§ Task instructions: Read through the data and count the lines that contain the string "исключением"; give only the result.

Collected data:
◆ ◆ ◆ ◆ ◆ ◆ ◆
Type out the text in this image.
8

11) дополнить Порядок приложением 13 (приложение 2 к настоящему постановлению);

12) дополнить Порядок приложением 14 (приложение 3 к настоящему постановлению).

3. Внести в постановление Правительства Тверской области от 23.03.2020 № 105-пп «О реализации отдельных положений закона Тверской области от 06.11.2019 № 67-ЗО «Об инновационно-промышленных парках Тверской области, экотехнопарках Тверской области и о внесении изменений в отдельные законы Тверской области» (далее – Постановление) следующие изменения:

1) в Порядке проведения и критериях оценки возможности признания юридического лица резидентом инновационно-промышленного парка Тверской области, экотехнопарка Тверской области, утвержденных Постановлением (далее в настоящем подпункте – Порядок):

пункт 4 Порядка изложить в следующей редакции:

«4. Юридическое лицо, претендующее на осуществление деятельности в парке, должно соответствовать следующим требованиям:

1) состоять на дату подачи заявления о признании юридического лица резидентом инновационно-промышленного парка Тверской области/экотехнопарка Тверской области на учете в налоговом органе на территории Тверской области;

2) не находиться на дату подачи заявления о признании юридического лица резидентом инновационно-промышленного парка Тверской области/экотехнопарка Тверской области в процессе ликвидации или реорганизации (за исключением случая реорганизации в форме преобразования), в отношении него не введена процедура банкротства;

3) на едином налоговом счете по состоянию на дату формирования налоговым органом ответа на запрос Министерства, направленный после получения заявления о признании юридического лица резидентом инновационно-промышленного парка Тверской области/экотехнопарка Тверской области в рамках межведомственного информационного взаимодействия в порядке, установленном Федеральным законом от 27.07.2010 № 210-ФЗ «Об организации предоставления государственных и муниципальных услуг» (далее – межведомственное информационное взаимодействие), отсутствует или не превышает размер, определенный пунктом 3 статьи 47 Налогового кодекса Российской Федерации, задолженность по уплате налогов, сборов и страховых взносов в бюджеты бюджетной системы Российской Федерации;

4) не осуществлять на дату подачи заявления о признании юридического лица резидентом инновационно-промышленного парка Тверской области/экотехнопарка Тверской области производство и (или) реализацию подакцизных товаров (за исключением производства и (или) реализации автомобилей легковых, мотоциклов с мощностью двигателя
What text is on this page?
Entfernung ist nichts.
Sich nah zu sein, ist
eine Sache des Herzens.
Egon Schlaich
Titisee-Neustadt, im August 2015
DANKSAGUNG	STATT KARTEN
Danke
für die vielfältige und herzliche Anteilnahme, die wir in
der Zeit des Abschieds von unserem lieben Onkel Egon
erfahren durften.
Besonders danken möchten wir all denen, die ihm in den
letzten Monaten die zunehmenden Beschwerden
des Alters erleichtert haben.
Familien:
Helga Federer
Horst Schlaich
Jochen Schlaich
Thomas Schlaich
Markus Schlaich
◆ ◆ ◆ ◆ ◆ ◆ ◆
§ Result: 2